EXERCISE INPUT -
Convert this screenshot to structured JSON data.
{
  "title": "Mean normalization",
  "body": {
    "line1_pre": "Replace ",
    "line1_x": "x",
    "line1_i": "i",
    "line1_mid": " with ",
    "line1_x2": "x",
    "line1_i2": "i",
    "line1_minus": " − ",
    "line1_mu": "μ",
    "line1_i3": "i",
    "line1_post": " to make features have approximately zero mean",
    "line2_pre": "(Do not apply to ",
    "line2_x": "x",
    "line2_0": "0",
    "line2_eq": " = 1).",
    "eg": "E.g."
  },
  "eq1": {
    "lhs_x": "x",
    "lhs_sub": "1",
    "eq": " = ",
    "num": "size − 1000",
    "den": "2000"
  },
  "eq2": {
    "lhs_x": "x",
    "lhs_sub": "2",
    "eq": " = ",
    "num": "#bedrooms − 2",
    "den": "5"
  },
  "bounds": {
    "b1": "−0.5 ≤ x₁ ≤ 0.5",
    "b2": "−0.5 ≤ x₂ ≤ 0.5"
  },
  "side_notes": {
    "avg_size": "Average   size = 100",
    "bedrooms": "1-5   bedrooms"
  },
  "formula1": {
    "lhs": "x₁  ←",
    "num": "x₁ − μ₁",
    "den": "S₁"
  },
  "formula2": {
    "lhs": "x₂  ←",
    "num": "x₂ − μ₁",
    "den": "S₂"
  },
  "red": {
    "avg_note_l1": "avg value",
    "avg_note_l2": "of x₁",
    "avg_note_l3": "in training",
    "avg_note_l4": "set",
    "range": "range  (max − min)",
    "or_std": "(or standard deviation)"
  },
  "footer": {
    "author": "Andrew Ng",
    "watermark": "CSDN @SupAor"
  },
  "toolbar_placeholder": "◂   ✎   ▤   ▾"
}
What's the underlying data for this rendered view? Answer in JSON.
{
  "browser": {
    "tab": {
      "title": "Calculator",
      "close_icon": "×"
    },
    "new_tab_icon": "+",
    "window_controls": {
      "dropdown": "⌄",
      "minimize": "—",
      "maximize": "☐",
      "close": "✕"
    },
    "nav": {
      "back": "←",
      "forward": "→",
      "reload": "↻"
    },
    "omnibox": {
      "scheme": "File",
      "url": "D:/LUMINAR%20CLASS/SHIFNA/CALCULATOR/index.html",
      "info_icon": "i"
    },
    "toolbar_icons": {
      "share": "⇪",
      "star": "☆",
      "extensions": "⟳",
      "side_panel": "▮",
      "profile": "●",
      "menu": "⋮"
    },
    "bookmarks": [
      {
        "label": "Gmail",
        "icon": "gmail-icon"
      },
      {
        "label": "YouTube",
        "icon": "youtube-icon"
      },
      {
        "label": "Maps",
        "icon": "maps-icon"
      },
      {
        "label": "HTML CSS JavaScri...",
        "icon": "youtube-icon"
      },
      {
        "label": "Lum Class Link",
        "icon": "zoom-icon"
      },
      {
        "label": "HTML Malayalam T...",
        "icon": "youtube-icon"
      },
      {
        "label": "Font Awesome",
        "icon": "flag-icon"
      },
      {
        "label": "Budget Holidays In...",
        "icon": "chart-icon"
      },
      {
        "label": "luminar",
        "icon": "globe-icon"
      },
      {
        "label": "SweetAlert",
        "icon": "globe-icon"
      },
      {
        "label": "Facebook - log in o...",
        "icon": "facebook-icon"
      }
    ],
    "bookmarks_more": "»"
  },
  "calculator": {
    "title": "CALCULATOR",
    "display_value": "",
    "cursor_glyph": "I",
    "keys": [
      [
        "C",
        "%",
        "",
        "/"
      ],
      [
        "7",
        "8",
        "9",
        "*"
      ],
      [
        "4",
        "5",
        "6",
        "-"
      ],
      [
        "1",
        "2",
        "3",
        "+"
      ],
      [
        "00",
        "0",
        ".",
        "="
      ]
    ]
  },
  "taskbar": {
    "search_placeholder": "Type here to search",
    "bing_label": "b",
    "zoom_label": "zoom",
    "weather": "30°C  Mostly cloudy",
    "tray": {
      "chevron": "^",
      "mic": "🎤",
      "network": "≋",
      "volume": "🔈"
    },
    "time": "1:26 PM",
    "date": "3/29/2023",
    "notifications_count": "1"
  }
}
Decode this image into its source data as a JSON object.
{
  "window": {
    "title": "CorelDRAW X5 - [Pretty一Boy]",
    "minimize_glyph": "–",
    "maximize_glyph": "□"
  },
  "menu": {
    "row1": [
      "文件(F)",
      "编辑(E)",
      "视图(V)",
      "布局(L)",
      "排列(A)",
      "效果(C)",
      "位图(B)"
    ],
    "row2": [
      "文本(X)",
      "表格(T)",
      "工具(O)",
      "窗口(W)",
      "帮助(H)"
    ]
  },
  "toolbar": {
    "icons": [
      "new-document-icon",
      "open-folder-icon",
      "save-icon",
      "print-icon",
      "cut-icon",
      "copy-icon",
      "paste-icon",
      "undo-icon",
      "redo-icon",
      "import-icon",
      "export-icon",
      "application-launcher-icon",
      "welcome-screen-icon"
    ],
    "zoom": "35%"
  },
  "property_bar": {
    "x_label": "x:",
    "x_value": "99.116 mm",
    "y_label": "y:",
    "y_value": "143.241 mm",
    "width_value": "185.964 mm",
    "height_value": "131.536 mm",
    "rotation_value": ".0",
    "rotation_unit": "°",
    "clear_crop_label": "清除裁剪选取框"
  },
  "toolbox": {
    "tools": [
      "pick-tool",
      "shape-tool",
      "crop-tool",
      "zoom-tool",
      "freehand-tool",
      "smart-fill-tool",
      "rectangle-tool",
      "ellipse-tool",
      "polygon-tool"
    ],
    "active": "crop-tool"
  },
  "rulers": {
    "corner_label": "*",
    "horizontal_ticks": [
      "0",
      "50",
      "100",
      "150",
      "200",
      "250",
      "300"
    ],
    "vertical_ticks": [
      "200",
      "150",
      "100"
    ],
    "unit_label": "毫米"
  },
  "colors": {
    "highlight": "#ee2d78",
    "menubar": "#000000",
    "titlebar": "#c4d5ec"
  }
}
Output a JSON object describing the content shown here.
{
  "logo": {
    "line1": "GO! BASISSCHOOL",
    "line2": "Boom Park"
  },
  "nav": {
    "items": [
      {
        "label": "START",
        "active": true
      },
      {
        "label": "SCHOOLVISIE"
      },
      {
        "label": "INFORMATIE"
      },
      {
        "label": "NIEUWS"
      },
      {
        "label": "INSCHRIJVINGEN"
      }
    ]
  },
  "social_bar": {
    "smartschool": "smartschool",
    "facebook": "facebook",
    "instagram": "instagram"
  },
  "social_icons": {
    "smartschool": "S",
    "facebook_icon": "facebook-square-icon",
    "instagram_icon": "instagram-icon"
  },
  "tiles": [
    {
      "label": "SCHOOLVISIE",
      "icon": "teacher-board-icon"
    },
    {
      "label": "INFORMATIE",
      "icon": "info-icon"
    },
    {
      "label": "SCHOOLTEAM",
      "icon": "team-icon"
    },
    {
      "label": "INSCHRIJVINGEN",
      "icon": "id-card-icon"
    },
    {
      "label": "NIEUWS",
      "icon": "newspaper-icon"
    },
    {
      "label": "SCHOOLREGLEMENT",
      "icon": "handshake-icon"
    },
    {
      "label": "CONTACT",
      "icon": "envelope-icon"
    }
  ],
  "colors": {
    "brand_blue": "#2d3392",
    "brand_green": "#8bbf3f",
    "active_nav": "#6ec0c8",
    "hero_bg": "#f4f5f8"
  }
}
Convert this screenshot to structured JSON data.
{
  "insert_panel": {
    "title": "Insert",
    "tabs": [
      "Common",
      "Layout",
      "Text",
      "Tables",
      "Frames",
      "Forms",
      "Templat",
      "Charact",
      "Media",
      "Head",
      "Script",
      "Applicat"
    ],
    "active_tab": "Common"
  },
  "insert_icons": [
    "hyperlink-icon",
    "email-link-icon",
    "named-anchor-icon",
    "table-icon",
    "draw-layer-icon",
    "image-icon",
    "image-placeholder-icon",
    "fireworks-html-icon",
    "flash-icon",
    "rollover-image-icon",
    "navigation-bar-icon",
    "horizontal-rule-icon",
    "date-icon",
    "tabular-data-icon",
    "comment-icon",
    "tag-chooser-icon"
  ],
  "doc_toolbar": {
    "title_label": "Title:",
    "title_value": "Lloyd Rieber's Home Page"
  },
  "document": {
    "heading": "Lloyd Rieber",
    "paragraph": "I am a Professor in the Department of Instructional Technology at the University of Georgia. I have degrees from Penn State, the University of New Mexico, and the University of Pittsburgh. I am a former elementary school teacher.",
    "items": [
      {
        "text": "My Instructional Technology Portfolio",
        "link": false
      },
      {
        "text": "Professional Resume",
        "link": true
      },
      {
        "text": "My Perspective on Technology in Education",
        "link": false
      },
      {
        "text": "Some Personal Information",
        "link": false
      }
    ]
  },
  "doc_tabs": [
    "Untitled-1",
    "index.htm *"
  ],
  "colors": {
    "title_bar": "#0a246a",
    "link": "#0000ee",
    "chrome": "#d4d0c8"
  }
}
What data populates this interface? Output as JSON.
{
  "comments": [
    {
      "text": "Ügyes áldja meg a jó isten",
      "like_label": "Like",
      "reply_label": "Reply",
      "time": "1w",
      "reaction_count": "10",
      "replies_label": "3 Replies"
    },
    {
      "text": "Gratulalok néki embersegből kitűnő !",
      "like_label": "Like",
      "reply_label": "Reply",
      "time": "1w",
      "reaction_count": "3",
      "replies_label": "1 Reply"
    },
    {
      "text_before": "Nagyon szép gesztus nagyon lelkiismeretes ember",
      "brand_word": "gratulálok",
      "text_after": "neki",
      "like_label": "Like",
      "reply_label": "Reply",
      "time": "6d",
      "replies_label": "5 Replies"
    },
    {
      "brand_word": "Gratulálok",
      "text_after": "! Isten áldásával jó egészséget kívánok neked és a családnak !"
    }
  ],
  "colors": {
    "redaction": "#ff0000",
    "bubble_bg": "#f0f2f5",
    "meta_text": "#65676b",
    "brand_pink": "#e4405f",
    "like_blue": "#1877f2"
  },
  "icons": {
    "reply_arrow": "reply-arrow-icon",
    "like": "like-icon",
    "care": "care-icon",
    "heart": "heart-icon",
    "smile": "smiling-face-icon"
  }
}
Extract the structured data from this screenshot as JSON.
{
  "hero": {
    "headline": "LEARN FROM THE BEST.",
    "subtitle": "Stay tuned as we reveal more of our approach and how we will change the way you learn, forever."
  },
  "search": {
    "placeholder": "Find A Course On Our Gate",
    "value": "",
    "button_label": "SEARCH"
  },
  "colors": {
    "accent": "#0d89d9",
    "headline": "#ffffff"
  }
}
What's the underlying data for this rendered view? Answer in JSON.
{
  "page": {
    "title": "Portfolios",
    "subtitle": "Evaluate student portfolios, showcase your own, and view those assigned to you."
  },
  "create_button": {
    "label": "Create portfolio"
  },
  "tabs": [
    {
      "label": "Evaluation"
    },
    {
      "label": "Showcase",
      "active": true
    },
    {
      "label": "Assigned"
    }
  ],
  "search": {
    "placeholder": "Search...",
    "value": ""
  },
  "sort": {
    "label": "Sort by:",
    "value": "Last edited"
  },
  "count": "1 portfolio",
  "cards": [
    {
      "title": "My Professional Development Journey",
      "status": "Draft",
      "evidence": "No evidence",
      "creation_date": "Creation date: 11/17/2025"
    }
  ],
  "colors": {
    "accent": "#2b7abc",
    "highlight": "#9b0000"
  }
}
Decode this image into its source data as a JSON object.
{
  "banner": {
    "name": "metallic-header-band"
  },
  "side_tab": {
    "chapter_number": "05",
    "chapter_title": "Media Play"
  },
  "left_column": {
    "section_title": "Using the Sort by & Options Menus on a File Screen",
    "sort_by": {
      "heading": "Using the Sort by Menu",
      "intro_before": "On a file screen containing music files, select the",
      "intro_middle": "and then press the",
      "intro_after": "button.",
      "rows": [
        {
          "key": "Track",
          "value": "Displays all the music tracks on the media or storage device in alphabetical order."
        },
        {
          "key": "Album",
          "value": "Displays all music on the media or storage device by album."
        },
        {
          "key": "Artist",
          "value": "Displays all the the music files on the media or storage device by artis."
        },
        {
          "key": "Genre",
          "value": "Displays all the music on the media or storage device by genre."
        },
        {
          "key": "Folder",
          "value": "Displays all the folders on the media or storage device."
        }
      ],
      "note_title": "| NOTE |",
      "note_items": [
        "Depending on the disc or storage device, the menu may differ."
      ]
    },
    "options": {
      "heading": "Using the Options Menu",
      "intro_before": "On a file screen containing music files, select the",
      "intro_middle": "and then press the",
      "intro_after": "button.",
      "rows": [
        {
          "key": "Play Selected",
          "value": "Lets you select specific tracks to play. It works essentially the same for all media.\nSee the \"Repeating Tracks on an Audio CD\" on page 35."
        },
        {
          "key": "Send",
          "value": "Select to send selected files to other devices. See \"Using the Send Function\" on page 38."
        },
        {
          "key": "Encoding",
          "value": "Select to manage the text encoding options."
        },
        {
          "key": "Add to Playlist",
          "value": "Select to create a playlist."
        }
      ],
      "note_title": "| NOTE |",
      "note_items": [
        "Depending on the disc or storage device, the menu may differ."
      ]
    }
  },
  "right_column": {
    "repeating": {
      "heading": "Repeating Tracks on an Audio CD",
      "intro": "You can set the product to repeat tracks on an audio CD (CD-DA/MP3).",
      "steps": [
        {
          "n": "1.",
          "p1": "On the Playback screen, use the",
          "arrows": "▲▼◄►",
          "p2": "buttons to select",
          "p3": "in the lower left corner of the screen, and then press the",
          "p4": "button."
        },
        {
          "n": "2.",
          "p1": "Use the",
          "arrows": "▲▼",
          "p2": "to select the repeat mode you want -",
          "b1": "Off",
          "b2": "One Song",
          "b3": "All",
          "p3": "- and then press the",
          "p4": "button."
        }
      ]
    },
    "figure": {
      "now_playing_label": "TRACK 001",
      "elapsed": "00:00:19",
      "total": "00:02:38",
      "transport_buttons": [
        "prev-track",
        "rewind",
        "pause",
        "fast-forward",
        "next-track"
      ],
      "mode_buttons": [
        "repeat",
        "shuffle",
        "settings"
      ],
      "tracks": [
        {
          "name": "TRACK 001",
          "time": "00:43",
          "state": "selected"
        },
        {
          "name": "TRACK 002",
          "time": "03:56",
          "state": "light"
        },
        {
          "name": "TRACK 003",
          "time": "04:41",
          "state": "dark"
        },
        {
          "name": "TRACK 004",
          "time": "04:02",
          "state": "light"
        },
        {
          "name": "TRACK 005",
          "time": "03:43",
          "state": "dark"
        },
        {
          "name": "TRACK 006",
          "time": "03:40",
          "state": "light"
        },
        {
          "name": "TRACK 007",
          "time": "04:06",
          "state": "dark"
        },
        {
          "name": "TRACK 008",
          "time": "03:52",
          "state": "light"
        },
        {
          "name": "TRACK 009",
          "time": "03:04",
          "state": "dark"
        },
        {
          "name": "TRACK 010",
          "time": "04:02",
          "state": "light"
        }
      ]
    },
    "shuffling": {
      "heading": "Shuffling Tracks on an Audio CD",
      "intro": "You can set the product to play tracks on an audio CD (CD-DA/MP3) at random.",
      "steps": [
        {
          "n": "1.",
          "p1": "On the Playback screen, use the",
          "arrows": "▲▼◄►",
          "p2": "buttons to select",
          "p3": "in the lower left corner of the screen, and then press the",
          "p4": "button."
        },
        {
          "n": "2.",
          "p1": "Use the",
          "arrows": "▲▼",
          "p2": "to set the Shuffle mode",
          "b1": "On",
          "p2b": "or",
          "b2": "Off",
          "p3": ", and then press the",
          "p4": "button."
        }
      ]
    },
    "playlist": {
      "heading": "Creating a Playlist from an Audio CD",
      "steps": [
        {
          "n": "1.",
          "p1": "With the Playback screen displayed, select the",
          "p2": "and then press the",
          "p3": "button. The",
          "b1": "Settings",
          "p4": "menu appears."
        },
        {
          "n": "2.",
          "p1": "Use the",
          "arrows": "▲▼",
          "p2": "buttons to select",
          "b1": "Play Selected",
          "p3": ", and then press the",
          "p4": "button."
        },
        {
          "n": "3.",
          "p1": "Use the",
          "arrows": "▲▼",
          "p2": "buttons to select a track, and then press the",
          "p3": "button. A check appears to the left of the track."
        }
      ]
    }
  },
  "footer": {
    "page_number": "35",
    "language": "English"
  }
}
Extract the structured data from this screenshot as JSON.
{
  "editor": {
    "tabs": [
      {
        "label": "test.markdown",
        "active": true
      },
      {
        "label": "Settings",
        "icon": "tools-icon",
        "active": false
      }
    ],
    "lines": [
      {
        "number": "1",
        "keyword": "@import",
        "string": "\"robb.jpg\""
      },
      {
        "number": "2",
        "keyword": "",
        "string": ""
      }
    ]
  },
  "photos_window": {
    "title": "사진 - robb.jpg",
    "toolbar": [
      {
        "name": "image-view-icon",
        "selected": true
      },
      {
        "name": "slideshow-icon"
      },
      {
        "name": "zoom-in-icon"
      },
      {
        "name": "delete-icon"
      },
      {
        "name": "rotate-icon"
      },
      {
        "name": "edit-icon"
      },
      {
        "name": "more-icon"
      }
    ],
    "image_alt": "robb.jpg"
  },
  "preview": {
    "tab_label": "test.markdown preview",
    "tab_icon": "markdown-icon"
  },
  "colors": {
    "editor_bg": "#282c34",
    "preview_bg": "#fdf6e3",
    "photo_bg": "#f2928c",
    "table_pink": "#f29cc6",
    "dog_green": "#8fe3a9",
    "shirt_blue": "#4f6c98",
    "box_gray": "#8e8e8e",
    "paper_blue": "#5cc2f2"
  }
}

WHAT IS NEEDED - Search the lines above for the string "headline" and copy each line that has it.

TASK OUTPUT -
    "headline": "LEARN FROM THE BEST.",
    "headline": "#ffffff"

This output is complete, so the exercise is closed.